§ Recorded data:
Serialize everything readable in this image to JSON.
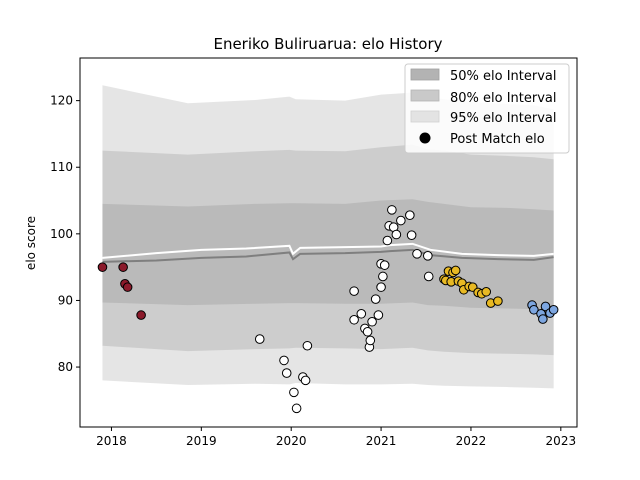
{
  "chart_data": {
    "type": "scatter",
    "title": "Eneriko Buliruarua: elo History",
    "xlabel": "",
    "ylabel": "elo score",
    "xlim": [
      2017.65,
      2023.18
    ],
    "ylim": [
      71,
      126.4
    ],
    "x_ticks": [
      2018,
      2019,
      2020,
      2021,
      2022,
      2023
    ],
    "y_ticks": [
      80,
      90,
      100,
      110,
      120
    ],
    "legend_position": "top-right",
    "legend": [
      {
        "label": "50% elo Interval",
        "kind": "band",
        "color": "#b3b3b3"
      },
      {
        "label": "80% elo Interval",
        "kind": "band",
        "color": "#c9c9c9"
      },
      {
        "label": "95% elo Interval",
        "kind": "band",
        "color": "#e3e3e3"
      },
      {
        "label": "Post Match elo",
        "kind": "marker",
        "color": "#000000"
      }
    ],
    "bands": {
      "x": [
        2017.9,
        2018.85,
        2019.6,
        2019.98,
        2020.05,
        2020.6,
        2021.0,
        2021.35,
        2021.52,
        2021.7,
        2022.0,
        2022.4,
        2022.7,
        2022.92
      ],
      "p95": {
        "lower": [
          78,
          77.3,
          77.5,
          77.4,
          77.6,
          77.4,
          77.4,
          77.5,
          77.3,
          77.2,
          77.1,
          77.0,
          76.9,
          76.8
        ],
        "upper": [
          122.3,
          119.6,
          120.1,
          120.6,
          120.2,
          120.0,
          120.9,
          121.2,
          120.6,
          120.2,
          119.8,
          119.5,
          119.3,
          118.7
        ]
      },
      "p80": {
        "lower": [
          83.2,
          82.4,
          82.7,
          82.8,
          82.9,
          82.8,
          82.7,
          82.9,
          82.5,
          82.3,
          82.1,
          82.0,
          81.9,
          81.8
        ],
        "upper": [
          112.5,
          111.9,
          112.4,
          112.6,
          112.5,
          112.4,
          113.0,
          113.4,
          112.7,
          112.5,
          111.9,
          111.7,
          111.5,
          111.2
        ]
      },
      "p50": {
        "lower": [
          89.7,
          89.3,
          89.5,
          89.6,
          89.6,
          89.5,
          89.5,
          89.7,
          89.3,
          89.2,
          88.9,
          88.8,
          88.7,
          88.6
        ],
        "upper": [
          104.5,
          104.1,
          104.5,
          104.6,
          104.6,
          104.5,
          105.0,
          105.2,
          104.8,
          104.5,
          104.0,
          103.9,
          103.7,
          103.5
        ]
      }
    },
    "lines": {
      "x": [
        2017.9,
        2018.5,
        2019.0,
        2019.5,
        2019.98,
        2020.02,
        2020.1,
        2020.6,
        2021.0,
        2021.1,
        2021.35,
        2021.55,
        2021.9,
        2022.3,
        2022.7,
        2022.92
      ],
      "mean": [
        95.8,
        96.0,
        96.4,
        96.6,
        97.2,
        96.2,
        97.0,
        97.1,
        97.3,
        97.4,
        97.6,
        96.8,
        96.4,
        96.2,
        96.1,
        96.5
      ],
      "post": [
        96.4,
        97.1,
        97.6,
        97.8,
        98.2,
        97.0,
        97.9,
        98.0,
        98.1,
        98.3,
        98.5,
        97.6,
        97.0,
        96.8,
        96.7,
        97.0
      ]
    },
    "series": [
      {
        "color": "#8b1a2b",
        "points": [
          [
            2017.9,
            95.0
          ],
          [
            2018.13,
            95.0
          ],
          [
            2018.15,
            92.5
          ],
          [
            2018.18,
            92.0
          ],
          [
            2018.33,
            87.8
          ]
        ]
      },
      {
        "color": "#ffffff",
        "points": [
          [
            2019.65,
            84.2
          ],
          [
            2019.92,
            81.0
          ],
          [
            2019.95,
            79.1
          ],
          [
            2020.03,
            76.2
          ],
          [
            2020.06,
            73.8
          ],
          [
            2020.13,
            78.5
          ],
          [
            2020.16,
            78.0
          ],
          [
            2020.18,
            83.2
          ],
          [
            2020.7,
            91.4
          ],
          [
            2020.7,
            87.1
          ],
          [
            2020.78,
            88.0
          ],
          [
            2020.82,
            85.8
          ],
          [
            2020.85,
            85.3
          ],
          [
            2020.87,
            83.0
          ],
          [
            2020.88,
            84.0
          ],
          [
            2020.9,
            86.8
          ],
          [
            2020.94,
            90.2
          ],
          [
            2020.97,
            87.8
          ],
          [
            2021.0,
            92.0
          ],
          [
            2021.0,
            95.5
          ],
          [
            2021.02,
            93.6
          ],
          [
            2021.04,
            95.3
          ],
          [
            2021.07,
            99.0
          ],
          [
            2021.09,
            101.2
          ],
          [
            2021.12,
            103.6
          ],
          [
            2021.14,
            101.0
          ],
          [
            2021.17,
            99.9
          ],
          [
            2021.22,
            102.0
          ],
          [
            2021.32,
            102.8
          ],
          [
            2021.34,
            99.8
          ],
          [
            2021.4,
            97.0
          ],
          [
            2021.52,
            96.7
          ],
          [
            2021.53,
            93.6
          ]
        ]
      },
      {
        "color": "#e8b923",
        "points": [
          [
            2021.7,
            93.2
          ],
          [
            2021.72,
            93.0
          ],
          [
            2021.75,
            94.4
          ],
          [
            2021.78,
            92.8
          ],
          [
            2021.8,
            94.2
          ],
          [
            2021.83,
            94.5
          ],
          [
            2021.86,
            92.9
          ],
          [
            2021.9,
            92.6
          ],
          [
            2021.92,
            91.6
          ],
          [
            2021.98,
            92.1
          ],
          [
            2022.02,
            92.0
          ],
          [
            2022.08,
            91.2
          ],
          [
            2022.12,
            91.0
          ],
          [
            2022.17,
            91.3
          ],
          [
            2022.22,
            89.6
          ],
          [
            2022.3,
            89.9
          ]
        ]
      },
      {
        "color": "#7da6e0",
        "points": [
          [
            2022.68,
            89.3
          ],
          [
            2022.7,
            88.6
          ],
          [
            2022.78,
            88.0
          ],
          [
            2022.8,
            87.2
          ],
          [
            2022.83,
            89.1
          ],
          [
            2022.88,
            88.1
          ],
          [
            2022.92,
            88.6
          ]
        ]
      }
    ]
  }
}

§ GOAL:
Using the records above, gather all lines where the string "color" is present.

§ THE RESULT:
        "color": "#b3b3b3"
        "color": "#c9c9c9"
        "color": "#e3e3e3"
        "color": "#000000"
        "color": "#8b1a2b",
        "color": "#ffffff",
        "color": "#e8b923",
        "color": "#7da6e0",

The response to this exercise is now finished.